» **WHAT IS NEEDED**: Can you rewrite the listing from its first line through the line containing "wind-arrow — [759, 467, 767, 478]", swapping "bounding boxes" for "box coordinates" and keeping everything else unchanged, then return only those lines?

------------

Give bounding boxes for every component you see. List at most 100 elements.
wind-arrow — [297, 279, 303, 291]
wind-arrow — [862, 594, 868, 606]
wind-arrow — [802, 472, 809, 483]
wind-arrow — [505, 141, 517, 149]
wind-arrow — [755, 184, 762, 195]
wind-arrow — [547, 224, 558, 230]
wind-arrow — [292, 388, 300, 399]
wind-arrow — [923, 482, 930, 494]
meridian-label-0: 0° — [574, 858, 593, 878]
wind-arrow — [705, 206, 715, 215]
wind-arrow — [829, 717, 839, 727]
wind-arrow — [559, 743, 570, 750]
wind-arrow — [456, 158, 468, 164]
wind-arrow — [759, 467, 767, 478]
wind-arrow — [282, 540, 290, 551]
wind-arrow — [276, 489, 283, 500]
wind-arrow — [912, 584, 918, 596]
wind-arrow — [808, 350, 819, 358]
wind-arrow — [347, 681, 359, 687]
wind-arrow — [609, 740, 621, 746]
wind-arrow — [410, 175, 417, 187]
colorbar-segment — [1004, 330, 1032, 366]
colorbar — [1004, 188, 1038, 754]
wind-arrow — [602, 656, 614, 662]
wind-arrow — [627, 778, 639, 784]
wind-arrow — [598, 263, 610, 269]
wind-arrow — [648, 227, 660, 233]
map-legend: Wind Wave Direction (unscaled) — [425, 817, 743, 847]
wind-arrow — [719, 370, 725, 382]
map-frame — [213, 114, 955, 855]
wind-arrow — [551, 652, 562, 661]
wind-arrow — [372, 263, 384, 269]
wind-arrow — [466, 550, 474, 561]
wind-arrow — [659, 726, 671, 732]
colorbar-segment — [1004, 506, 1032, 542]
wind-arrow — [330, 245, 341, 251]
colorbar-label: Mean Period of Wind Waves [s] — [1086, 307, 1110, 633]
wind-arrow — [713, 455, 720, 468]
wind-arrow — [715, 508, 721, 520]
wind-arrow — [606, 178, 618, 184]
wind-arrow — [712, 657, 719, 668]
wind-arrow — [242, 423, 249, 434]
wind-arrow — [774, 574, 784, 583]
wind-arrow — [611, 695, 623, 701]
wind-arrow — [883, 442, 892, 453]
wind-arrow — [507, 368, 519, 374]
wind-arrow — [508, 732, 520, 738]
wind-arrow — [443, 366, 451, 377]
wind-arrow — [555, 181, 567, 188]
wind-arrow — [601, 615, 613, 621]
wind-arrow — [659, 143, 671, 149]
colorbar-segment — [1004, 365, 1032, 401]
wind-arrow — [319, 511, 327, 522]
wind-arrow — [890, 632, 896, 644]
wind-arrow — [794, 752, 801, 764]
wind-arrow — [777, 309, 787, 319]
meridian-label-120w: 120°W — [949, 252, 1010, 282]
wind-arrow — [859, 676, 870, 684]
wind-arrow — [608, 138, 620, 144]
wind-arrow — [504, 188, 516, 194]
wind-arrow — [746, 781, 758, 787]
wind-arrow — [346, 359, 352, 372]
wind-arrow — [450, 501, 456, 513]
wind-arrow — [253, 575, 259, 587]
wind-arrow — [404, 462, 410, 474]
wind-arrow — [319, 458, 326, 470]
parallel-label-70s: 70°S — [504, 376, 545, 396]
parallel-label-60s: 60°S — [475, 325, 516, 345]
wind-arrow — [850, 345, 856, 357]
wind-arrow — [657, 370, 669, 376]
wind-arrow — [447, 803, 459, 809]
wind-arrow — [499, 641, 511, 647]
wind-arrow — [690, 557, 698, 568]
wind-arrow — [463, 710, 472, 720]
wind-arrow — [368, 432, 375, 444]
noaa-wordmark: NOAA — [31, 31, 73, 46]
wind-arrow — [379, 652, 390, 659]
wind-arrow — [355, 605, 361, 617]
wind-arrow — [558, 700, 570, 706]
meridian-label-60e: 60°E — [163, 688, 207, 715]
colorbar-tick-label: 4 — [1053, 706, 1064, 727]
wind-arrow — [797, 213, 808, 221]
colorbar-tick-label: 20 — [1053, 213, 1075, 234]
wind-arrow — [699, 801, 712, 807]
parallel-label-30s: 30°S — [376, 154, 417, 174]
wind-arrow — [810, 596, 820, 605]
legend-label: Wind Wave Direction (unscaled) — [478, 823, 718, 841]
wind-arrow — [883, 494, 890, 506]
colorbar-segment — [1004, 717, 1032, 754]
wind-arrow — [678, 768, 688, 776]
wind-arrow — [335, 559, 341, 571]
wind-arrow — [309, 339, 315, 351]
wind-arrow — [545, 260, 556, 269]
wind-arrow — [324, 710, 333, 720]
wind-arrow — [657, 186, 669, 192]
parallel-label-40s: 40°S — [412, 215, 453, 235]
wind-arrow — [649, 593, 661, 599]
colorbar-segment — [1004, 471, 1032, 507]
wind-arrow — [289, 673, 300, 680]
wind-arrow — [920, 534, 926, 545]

------------

» **EXERCISE SOLUTION**:
Give box coordinates for every component you see. List at most 100 elements.
wind-arrow — [297, 279, 303, 291]
wind-arrow — [862, 594, 868, 606]
wind-arrow — [802, 472, 809, 483]
wind-arrow — [505, 141, 517, 149]
wind-arrow — [755, 184, 762, 195]
wind-arrow — [547, 224, 558, 230]
wind-arrow — [292, 388, 300, 399]
wind-arrow — [923, 482, 930, 494]
meridian-label-0: 0° — [574, 858, 593, 878]
wind-arrow — [705, 206, 715, 215]
wind-arrow — [829, 717, 839, 727]
wind-arrow — [559, 743, 570, 750]
wind-arrow — [456, 158, 468, 164]
wind-arrow — [759, 467, 767, 478]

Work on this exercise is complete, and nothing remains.